*Problem*
Could you write out every entry exactly as it stands?

╭─ Source records

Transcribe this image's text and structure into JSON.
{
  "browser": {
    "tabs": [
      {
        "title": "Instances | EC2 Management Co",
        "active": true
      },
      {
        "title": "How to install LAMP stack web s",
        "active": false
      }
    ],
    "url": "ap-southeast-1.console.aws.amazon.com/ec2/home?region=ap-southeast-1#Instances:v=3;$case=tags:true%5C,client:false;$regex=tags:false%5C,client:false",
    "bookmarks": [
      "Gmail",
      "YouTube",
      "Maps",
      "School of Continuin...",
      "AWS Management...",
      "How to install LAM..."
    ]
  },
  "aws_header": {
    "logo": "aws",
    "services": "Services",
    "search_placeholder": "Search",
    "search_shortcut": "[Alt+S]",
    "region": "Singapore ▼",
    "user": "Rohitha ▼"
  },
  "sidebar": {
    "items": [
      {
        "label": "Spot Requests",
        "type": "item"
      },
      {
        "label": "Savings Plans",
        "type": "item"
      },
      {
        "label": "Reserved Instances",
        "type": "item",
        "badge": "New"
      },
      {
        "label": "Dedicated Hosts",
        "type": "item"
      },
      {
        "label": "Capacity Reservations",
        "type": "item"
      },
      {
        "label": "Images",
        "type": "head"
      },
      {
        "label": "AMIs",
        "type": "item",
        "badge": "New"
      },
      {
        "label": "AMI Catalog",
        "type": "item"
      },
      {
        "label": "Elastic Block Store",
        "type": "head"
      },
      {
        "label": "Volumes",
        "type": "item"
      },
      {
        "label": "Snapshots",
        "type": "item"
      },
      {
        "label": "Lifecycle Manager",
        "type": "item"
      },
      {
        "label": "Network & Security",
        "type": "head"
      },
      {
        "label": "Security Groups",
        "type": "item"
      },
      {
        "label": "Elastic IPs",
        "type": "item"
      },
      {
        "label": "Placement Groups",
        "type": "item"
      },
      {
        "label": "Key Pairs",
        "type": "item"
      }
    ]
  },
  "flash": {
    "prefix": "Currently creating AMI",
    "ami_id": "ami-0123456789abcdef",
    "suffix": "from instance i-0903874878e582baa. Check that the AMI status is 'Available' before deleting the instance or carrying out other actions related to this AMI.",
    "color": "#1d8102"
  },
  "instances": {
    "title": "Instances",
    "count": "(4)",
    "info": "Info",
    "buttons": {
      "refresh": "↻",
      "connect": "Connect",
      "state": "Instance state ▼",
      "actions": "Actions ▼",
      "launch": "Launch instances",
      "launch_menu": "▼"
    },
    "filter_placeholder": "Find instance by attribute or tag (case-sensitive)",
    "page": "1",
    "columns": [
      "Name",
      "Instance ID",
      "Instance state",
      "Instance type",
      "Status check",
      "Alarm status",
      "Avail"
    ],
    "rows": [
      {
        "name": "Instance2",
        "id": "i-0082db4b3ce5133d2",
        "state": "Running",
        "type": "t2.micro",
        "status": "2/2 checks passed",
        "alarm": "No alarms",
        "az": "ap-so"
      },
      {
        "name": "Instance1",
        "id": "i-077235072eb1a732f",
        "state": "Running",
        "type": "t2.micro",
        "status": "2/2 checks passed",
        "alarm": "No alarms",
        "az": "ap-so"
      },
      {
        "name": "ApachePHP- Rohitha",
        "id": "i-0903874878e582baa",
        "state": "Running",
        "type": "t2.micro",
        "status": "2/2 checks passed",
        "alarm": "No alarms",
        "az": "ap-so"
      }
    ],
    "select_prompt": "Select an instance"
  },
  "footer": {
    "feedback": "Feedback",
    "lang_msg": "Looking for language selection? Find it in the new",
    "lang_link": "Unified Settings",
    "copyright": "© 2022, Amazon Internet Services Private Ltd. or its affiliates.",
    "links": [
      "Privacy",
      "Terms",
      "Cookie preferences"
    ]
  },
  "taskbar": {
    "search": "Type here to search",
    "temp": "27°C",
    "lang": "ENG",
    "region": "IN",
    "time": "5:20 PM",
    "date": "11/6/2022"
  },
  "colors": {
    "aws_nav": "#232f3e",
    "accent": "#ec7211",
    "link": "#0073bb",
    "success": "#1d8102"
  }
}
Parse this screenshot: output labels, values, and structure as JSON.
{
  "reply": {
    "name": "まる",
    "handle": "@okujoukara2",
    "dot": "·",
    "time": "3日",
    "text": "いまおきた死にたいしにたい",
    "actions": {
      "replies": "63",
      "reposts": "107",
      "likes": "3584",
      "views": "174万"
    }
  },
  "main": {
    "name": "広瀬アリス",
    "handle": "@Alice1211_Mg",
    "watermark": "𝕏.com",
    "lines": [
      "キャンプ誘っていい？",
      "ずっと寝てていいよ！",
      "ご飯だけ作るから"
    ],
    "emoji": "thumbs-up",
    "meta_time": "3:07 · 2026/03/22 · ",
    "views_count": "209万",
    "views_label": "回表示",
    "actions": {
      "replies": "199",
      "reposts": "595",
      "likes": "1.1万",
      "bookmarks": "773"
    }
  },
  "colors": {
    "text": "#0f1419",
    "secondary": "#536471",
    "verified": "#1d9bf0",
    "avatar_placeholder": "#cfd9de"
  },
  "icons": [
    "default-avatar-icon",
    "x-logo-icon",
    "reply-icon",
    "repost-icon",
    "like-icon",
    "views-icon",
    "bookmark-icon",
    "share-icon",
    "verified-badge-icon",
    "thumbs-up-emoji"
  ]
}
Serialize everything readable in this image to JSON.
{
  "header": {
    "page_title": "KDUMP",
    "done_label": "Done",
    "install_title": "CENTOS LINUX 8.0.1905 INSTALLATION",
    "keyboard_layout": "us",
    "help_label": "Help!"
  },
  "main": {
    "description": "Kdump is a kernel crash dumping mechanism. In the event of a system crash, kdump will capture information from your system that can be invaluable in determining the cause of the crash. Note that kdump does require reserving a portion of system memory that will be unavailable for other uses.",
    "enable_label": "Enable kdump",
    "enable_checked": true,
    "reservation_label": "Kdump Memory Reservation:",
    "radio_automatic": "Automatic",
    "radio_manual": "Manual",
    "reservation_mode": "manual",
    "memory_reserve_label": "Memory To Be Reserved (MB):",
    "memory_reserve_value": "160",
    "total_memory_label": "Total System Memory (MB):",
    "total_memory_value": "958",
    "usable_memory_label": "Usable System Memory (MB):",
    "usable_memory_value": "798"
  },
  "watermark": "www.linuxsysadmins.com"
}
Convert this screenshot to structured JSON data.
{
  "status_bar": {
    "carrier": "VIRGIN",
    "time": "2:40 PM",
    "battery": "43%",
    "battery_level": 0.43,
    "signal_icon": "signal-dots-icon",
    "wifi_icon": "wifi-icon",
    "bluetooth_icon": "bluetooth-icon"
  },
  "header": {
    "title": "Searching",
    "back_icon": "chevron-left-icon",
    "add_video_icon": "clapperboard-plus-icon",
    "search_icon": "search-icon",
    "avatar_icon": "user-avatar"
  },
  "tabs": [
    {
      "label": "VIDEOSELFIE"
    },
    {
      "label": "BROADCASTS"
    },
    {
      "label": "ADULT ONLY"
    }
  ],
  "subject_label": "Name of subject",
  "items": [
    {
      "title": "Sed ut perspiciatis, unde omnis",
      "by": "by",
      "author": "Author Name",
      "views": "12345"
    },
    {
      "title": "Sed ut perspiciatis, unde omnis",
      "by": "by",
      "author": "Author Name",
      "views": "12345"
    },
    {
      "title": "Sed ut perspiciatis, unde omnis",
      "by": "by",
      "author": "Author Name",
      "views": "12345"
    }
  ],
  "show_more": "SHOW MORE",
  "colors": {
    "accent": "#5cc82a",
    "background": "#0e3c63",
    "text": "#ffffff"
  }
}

╰─

*Exercise solution*
Transcribe this image's text and structure into JSON.
{
  "browser": {
    "tabs": [
      {
        "title": "Instances | EC2 Management Co",
        "active": true
      },
      {
        "title": "How to install LAMP stack web s",
        "active": false
      }
    ],
    "url": "ap-southeast-1.console.aws.amazon.com/ec2/home?region=ap-southeast-1#Instances:v=3;$case=tags:true%5C,client:false;$regex=tags:false%5C,client:false",
    "bookmarks": [
      "Gmail",
      "YouTube",
      "Maps",
      "School of Continuin...",
      "AWS Management...",
      "How to install LAM..."
    ]
  },
  "aws_header": {
    "logo": "aws",
    "services": "Services",
    "search_placeholder": "Search",
    "search_shortcut": "[Alt+S]",
    "region": "Singapore ▼",
    "user": "Rohitha ▼"
  },
  "sidebar": {
    "items": [
      {
        "label": "Spot Requests",
        "type": "item"
      },
      {
        "label": "Savings Plans",
        "type": "item"
      },
      {
        "label": "Reserved Instances",
        "type": "item",
        "badge": "New"
      },
      {
        "label": "Dedicated Hosts",
        "type": "item"
      },
      {
        "label": "Capacity Reservations",
        "type": "item"
      },
      {
        "label": "Images",
        "type": "head"
      },
      {
        "label": "AMIs",
        "type": "item",
        "badge": "New"
      },
      {
        "label": "AMI Catalog",
        "type": "item"
      },
      {
        "label": "Elastic Block Store",
        "type": "head"
      },
      {
        "label": "Volumes",
        "type": "item"
      },
      {
        "label": "Snapshots",
        "type": "item"
      },
      {
        "label": "Lifecycle Manager",
        "type": "item"
      },
      {
        "label": "Network & Security",
        "type": "head"
      },
      {
        "label": "Security Groups",
        "type": "item"
      },
      {
        "label": "Elastic IPs",
        "type": "item"
      },
      {
        "label": "Placement Groups",
        "type": "item"
      },
      {
        "label": "Key Pairs",
        "type": "item"
      }
    ]
  },
  "flash": {
    "prefix": "Currently creating AMI",
    "ami_id": "ami-0123456789abcdef",
    "suffix": "from instance i-0903874878e582baa. Check that the AMI status is 'Available' before deleting the instance or carrying out other actions related to this AMI.",
    "color": "#1d8102"
  },
  "instances": {
    "title": "Instances",
    "count": "(4)",
    "info": "Info",
    "buttons": {
      "refresh": "↻",
      "connect": "Connect",
      "state": "Instance state ▼",
      "actions": "Actions ▼",
      "launch": "Launch instances",
      "launch_menu": "▼"
    },
    "filter_placeholder": "Find instance by attribute or tag (case-sensitive)",
    "page": "1",
    "columns": [
      "Name",
      "Instance ID",
      "Instance state",
      "Instance type",
      "Status check",
      "Alarm status",
      "Avail"
    ],
    "rows": [
      {
        "name": "Instance2",
        "id": "i-0082db4b3ce5133d2",
        "state": "Running",
        "type": "t2.micro",
        "status": "2/2 checks passed",
        "alarm": "No alarms",
        "az": "ap-so"
      },
      {
        "name": "Instance1",
        "id": "i-077235072eb1a732f",
        "state": "Running",
        "type": "t2.micro",
        "status": "2/2 checks passed",
        "alarm": "No alarms",
        "az": "ap-so"
      },
      {
        "name": "ApachePHP- Rohitha",
        "id": "i-0903874878e582baa",
        "state": "Running",
        "type": "t2.micro",
        "status": "2/2 checks passed",
        "alarm": "No alarms",
        "az": "ap-so"
      }
    ],
    "select_prompt": "Select an instance"
  },
  "footer": {
    "feedback": "Feedback",
    "lang_msg": "Looking for language selection? Find it in the new",
    "lang_link": "Unified Settings",
    "copyright": "© 2022, Amazon Internet Services Private Ltd. or its affiliates.",
    "links": [
      "Privacy",
      "Terms",
      "Cookie preferences"
    ]
  },
  "taskbar": {
    "search": "Type here to search",
    "temp": "27°C",
    "lang": "ENG",
    "region": "IN",
    "time": "5:20 PM",
    "date": "11/6/2022"
  },
  "colors": {
    "aws_nav": "#232f3e",
    "accent": "#ec7211",
    "link": "#0073bb",
    "success": "#1d8102"
  }
}
Parse this screenshot: output labels, values, and structure as JSON.
{
  "reply": {
    "name": "まる",
    "handle": "@okujoukara2",
    "dot": "·",
    "time": "3日",
    "text": "いまおきた死にたいしにたい",
    "actions": {
      "replies": "63",
      "reposts": "107",
      "likes": "3584",
      "views": "174万"
    }
  },
  "main": {
    "name": "広瀬アリス",
    "handle": "@Alice1211_Mg",
    "watermark": "𝕏.com",
    "lines": [
      "キャンプ誘っていい？",
      "ずっと寝てていいよ！",
      "ご飯だけ作るから"
    ],
    "emoji": "thumbs-up",
    "meta_time": "3:07 · 2026/03/22 · ",
    "views_count": "209万",
    "views_label": "回表示",
    "actions": {
      "replies": "199",
      "reposts": "595",
      "likes": "1.1万",
      "bookmarks": "773"
    }
  },
  "colors": {
    "text": "#0f1419",
    "secondary": "#536471",
    "verified": "#1d9bf0",
    "avatar_placeholder": "#cfd9de"
  },
  "icons": [
    "default-avatar-icon",
    "x-logo-icon",
    "reply-icon",
    "repost-icon",
    "like-icon",
    "views-icon",
    "bookmark-icon",
    "share-icon",
    "verified-badge-icon",
    "thumbs-up-emoji"
  ]
}
Serialize everything readable in this image to JSON.
{
  "header": {
    "page_title": "KDUMP",
    "done_label": "Done",
    "install_title": "CENTOS LINUX 8.0.1905 INSTALLATION",
    "keyboard_layout": "us",
    "help_label": "Help!"
  },
  "main": {
    "description": "Kdump is a kernel crash dumping mechanism. In the event of a system crash, kdump will capture information from your system that can be invaluable in determining the cause of the crash. Note that kdump does require reserving a portion of system memory that will be unavailable for other uses.",
    "enable_label": "Enable kdump",
    "enable_checked": true,
    "reservation_label": "Kdump Memory Reservation:",
    "radio_automatic": "Automatic",
    "radio_manual": "Manual",
    "reservation_mode": "manual",
    "memory_reserve_label": "Memory To Be Reserved (MB):",
    "memory_reserve_value": "160",
    "total_memory_label": "Total System Memory (MB):",
    "total_memory_value": "958",
    "usable_memory_label": "Usable System Memory (MB):",
    "usable_memory_value": "798"
  },
  "watermark": "www.linuxsysadmins.com"
}
Convert this screenshot to structured JSON data.
{
  "status_bar": {
    "carrier": "VIRGIN",
    "time": "2:40 PM",
    "battery": "43%",
    "battery_level": 0.43,
    "signal_icon": "signal-dots-icon",
    "wifi_icon": "wifi-icon",
    "bluetooth_icon": "bluetooth-icon"
  },
  "header": {
    "title": "Searching",
    "back_icon": "chevron-left-icon",
    "add_video_icon": "clapperboard-plus-icon",
    "search_icon": "search-icon",
    "avatar_icon": "user-avatar"
  },
  "tabs": [
    {
      "label": "VIDEOSELFIE"
    },
    {
      "label": "BROADCASTS"
    },
    {
      "label": "ADULT ONLY"
    }
  ],
  "subject_label": "Name of subject",
  "items": [
    {
      "title": "Sed ut perspiciatis, unde omnis",
      "by": "by",
      "author": "Author Name",
      "views": "12345"
    },
    {
      "title": "Sed ut perspiciatis, unde omnis",
      "by": "by",
      "author": "Author Name",
      "views": "12345"
    },
    {
      "title": "Sed ut perspiciatis, unde omnis",
      "by": "by",
      "author": "Author Name",
      "views": "12345"
    }
  ],
  "show_more": "SHOW MORE",
  "colors": {
    "accent": "#5cc82a",
    "background": "#0e3c63",
    "text": "#ffffff"
  }
}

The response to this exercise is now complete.